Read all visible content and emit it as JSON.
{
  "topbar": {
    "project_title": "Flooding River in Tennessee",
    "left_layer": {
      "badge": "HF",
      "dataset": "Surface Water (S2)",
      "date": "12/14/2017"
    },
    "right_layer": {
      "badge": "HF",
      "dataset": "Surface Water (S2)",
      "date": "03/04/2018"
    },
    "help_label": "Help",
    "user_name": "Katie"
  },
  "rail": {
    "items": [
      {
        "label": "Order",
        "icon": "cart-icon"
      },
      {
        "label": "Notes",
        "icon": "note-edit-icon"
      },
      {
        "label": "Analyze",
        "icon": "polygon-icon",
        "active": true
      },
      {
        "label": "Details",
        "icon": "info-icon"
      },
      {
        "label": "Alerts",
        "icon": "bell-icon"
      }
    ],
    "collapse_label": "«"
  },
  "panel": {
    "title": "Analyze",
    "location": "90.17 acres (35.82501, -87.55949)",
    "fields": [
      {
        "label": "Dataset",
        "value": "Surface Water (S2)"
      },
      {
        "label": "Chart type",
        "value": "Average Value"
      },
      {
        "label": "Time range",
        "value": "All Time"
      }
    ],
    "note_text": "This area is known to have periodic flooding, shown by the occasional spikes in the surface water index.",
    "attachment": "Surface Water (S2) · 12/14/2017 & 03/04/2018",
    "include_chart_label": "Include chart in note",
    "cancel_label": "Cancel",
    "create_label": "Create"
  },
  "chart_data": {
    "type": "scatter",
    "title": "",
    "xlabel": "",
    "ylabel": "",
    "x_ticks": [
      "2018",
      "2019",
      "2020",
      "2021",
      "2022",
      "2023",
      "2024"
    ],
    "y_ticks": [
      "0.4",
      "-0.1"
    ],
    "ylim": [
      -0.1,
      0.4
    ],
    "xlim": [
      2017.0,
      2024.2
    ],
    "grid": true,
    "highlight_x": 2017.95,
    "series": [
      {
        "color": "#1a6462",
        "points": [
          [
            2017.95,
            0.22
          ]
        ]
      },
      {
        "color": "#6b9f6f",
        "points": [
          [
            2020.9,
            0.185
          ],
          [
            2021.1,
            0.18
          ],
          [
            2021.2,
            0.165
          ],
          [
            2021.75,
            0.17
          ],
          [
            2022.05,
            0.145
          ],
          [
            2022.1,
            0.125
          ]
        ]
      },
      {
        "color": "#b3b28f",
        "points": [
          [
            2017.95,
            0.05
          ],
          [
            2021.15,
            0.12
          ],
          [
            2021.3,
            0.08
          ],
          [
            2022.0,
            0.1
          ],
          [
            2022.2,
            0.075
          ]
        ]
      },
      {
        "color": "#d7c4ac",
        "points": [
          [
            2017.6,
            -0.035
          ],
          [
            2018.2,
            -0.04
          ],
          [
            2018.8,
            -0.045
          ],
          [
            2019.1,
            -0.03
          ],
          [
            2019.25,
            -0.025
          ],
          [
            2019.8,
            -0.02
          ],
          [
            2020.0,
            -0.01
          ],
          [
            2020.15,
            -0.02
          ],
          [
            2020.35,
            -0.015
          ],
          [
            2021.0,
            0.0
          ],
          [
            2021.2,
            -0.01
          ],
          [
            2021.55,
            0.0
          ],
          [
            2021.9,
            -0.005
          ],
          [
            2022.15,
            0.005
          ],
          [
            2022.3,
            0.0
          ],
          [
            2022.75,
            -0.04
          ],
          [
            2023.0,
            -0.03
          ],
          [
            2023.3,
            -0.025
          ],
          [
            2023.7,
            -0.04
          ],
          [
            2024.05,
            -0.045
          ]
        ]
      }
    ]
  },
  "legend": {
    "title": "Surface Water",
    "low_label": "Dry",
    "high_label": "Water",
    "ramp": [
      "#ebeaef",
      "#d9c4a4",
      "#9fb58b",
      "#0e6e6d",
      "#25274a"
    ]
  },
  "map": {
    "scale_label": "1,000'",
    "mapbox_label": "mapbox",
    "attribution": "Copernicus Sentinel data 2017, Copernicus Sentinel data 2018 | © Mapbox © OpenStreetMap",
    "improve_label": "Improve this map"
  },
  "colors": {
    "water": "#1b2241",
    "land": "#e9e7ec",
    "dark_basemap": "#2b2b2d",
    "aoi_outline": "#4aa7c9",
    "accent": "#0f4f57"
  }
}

+++

EXERCISE DESCRIPTION =
Look through the data and gather every line with the string "icon" in it.

COMPLETE OUTPUT =
        "icon": "cart-icon"
        "icon": "note-edit-icon"
        "icon": "polygon-icon",
        "icon": "info-icon"
        "icon": "bell-icon"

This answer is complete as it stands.